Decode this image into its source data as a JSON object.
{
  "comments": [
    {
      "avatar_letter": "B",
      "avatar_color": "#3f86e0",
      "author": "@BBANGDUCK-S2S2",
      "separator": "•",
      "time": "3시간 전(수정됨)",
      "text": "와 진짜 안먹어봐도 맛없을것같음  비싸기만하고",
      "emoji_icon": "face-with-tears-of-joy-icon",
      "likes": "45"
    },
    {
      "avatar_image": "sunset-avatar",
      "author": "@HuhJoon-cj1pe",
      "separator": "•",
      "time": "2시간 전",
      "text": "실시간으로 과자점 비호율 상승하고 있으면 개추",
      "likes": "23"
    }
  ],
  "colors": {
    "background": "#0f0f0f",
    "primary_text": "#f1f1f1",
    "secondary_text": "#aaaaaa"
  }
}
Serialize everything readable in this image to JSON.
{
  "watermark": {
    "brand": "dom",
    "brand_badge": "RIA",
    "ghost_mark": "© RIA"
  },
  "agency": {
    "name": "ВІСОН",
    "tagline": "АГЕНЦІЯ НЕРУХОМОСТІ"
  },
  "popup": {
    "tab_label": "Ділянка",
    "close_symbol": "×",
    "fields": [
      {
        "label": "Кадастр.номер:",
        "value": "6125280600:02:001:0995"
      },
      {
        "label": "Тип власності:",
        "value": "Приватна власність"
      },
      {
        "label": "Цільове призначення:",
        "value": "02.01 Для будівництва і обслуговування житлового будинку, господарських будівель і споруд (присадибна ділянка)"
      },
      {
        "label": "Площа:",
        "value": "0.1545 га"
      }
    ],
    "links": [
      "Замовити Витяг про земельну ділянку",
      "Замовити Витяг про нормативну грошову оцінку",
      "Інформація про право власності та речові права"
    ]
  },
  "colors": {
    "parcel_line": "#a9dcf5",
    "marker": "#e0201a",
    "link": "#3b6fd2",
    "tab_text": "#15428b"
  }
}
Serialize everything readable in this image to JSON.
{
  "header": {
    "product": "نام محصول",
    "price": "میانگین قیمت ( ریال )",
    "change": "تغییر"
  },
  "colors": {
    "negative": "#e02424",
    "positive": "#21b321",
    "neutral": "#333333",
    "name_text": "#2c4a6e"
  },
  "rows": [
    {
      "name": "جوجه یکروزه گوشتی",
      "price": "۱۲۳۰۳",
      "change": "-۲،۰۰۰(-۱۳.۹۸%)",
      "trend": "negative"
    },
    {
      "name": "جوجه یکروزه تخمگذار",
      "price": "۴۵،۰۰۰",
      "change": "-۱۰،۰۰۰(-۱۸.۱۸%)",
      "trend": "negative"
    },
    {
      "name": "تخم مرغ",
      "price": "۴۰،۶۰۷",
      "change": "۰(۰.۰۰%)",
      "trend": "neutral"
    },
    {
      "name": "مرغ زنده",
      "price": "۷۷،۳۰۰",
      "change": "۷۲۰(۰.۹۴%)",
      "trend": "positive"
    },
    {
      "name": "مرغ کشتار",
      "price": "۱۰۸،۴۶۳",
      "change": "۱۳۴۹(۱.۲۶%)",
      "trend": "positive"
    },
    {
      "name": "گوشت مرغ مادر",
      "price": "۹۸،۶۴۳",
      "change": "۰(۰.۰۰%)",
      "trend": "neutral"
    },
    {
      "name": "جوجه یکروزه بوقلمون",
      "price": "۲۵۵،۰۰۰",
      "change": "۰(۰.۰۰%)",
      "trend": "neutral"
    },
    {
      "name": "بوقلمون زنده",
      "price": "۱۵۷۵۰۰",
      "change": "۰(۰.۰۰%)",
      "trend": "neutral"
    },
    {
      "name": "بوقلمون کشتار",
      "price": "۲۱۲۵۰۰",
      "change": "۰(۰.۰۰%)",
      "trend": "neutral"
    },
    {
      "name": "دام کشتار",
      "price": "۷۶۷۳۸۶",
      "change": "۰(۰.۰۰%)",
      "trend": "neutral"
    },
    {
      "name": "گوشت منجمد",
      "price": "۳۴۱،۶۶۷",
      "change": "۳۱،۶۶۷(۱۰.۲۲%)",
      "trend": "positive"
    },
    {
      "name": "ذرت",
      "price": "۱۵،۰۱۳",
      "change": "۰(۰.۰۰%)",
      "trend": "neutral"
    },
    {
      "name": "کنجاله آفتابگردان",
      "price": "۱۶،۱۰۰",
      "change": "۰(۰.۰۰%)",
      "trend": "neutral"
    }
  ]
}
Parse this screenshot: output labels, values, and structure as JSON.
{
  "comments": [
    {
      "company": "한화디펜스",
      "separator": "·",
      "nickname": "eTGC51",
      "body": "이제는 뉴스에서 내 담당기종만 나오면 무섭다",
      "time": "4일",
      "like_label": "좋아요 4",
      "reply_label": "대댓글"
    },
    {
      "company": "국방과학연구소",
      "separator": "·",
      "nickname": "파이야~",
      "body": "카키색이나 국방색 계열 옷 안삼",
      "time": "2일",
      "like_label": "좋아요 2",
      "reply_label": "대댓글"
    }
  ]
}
************
■ **Work to do**
Write out all the data again, exactly as it appears.

■ **Written answer**
Decode this image into its source data as a JSON object.
{
  "comments": [
    {
      "avatar_letter": "B",
      "avatar_color": "#3f86e0",
      "author": "@BBANGDUCK-S2S2",
      "separator": "•",
      "time": "3시간 전(수정됨)",
      "text": "와 진짜 안먹어봐도 맛없을것같음  비싸기만하고",
      "emoji_icon": "face-with-tears-of-joy-icon",
      "likes": "45"
    },
    {
      "avatar_image": "sunset-avatar",
      "author": "@HuhJoon-cj1pe",
      "separator": "•",
      "time": "2시간 전",
      "text": "실시간으로 과자점 비호율 상승하고 있으면 개추",
      "likes": "23"
    }
  ],
  "colors": {
    "background": "#0f0f0f",
    "primary_text": "#f1f1f1",
    "secondary_text": "#aaaaaa"
  }
}
Serialize everything readable in this image to JSON.
{
  "watermark": {
    "brand": "dom",
    "brand_badge": "RIA",
    "ghost_mark": "© RIA"
  },
  "agency": {
    "name": "ВІСОН",
    "tagline": "АГЕНЦІЯ НЕРУХОМОСТІ"
  },
  "popup": {
    "tab_label": "Ділянка",
    "close_symbol": "×",
    "fields": [
      {
        "label": "Кадастр.номер:",
        "value": "6125280600:02:001:0995"
      },
      {
        "label": "Тип власності:",
        "value": "Приватна власність"
      },
      {
        "label": "Цільове призначення:",
        "value": "02.01 Для будівництва і обслуговування житлового будинку, господарських будівель і споруд (присадибна ділянка)"
      },
      {
        "label": "Площа:",
        "value": "0.1545 га"
      }
    ],
    "links": [
      "Замовити Витяг про земельну ділянку",
      "Замовити Витяг про нормативну грошову оцінку",
      "Інформація про право власності та речові права"
    ]
  },
  "colors": {
    "parcel_line": "#a9dcf5",
    "marker": "#e0201a",
    "link": "#3b6fd2",
    "tab_text": "#15428b"
  }
}
Serialize everything readable in this image to JSON.
{
  "header": {
    "product": "نام محصول",
    "price": "میانگین قیمت ( ریال )",
    "change": "تغییر"
  },
  "colors": {
    "negative": "#e02424",
    "positive": "#21b321",
    "neutral": "#333333",
    "name_text": "#2c4a6e"
  },
  "rows": [
    {
      "name": "جوجه یکروزه گوشتی",
      "price": "۱۲۳۰۳",
      "change": "-۲،۰۰۰(-۱۳.۹۸%)",
      "trend": "negative"
    },
    {
      "name": "جوجه یکروزه تخمگذار",
      "price": "۴۵،۰۰۰",
      "change": "-۱۰،۰۰۰(-۱۸.۱۸%)",
      "trend": "negative"
    },
    {
      "name": "تخم مرغ",
      "price": "۴۰،۶۰۷",
      "change": "۰(۰.۰۰%)",
      "trend": "neutral"
    },
    {
      "name": "مرغ زنده",
      "price": "۷۷،۳۰۰",
      "change": "۷۲۰(۰.۹۴%)",
      "trend": "positive"
    },
    {
      "name": "مرغ کشتار",
      "price": "۱۰۸،۴۶۳",
      "change": "۱۳۴۹(۱.۲۶%)",
      "trend": "positive"
    },
    {
      "name": "گوشت مرغ مادر",
      "price": "۹۸،۶۴۳",
      "change": "۰(۰.۰۰%)",
      "trend": "neutral"
    },
    {
      "name": "جوجه یکروزه بوقلمون",
      "price": "۲۵۵،۰۰۰",
      "change": "۰(۰.۰۰%)",
      "trend": "neutral"
    },
    {
      "name": "بوقلمون زنده",
      "price": "۱۵۷۵۰۰",
      "change": "۰(۰.۰۰%)",
      "trend": "neutral"
    },
    {
      "name": "بوقلمون کشتار",
      "price": "۲۱۲۵۰۰",
      "change": "۰(۰.۰۰%)",
      "trend": "neutral"
    },
    {
      "name": "دام کشتار",
      "price": "۷۶۷۳۸۶",
      "change": "۰(۰.۰۰%)",
      "trend": "neutral"
    },
    {
      "name": "گوشت منجمد",
      "price": "۳۴۱،۶۶۷",
      "change": "۳۱،۶۶۷(۱۰.۲۲%)",
      "trend": "positive"
    },
    {
      "name": "ذرت",
      "price": "۱۵،۰۱۳",
      "change": "۰(۰.۰۰%)",
      "trend": "neutral"
    },
    {
      "name": "کنجاله آفتابگردان",
      "price": "۱۶،۱۰۰",
      "change": "۰(۰.۰۰%)",
      "trend": "neutral"
    }
  ]
}
Parse this screenshot: output labels, values, and structure as JSON.
{
  "comments": [
    {
      "company": "한화디펜스",
      "separator": "·",
      "nickname": "eTGC51",
      "body": "이제는 뉴스에서 내 담당기종만 나오면 무섭다",
      "time": "4일",
      "like_label": "좋아요 4",
      "reply_label": "대댓글"
    },
    {
      "company": "국방과학연구소",
      "separator": "·",
      "nickname": "파이야~",
      "body": "카키색이나 국방색 계열 옷 안삼",
      "time": "2일",
      "like_label": "좋아요 2",
      "reply_label": "대댓글"
    }
  ]
}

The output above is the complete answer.